### Aim
Go through the entries one line at a time, and gather every line that has the word "text".

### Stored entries
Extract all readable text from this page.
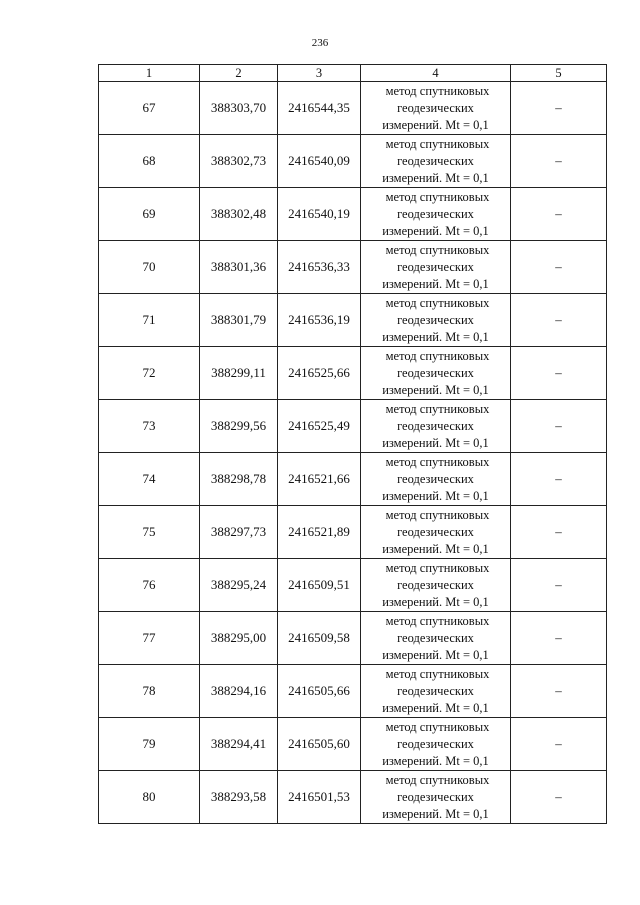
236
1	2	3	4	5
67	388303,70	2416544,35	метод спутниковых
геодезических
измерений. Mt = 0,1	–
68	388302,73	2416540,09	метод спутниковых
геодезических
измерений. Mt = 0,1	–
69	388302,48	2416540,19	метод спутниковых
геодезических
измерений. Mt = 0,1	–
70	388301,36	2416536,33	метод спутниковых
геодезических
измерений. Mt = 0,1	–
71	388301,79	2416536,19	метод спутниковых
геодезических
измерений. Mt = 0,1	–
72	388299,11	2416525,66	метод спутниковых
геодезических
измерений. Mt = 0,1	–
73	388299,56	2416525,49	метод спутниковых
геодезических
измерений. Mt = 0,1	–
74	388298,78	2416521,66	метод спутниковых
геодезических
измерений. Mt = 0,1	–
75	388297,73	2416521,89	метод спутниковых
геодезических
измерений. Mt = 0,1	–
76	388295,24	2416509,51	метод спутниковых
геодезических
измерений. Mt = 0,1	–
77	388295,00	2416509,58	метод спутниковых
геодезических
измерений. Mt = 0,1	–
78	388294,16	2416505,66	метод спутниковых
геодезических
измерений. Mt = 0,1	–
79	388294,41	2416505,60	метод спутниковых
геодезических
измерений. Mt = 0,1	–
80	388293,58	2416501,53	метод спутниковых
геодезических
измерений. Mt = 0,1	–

* * *

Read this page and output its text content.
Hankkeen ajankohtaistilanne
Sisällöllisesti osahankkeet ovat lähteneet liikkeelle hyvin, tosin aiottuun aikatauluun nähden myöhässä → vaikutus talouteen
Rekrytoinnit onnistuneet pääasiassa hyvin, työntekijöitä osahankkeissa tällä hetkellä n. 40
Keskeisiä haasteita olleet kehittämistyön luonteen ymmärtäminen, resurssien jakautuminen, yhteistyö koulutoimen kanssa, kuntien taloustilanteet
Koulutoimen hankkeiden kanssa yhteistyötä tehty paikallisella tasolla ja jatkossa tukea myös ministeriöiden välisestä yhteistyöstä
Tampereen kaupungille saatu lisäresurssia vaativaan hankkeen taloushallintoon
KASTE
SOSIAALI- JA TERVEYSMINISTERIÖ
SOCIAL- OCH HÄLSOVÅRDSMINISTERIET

==

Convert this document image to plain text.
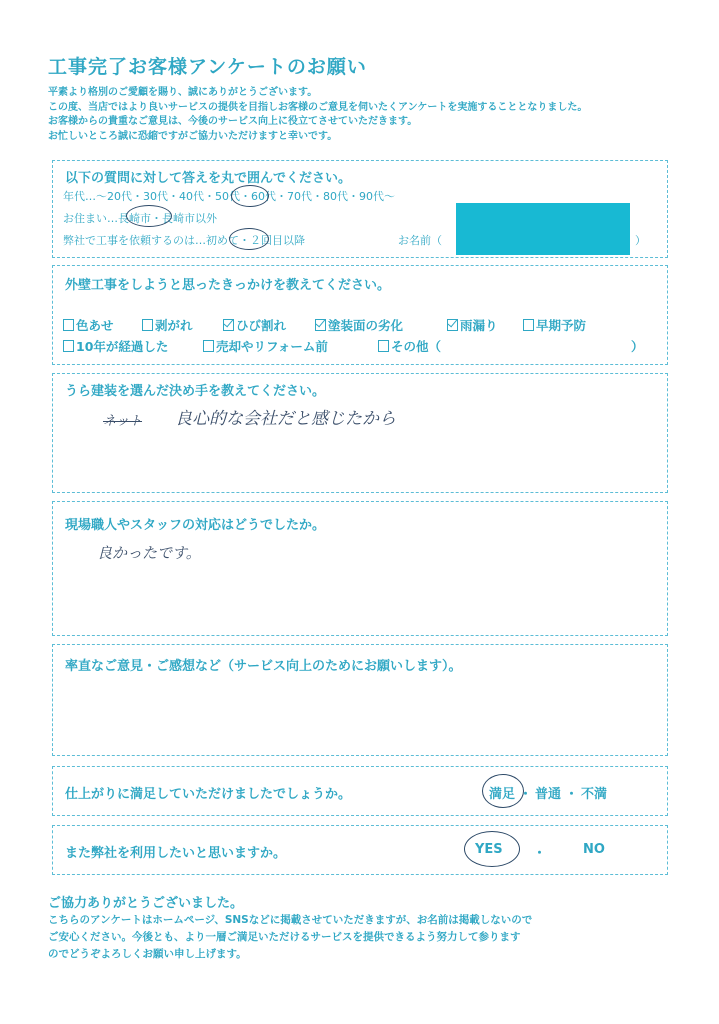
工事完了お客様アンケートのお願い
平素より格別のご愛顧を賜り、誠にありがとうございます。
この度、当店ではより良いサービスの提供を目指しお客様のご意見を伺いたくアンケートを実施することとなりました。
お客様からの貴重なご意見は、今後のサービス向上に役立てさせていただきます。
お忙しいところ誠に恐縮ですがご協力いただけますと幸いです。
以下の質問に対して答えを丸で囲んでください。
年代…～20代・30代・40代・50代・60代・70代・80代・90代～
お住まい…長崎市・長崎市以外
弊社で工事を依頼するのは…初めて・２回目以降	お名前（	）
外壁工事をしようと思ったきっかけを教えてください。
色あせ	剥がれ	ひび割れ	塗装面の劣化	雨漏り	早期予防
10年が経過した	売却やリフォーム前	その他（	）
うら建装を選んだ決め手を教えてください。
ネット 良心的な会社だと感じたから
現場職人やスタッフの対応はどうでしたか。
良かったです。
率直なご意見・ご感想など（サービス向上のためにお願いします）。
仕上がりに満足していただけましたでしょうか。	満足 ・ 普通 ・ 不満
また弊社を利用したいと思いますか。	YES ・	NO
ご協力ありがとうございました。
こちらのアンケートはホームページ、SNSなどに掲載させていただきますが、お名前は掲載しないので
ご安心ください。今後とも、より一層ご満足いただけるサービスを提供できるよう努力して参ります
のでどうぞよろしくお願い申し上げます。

### Result of the exercise
Extract all readable text from this page.
Read this page and output its text content.
Convert this document image to plain text.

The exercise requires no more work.